§ Set problem
Select all lines in the records that include "ansøgerne".
%%
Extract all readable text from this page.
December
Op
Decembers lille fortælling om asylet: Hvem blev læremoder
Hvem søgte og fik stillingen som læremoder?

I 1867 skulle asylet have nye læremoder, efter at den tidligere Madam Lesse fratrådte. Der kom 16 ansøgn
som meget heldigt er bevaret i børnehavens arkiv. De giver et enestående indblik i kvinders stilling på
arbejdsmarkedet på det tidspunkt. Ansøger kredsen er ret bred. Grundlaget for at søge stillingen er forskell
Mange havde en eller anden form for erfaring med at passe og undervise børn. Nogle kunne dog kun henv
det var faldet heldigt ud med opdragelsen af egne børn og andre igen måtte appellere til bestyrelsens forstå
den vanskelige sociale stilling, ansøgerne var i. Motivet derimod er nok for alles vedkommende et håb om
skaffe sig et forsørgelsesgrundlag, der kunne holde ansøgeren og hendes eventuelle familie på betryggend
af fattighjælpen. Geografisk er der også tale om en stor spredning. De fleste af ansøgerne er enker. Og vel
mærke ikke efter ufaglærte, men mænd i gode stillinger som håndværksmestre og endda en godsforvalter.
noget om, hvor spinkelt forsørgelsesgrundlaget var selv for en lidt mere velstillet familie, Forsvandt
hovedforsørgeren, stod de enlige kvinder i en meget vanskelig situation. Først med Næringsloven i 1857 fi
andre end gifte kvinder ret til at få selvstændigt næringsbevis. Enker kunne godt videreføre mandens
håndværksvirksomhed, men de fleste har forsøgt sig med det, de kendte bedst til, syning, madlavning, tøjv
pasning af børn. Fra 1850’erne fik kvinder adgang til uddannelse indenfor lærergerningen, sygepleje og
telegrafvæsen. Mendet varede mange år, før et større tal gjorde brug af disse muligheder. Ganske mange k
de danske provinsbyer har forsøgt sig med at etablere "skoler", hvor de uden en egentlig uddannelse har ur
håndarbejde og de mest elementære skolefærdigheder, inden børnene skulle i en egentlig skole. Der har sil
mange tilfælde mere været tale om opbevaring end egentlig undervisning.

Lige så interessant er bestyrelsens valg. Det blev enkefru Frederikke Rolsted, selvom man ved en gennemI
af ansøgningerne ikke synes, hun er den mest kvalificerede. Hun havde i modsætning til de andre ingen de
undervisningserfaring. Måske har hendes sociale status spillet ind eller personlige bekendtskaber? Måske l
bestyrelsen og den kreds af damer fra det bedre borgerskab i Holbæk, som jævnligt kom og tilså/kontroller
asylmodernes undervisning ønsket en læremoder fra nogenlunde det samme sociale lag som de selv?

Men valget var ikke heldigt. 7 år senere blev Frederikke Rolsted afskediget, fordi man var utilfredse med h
%%
§ Written response
den vanskelige sociale stilling, ansøgerne var i. Motivet derimod er nok for alles vedkommende et håb om
af fattighjælpen. Geografisk er der også tale om en stor spredning. De fleste af ansøgerne er enker. Og vel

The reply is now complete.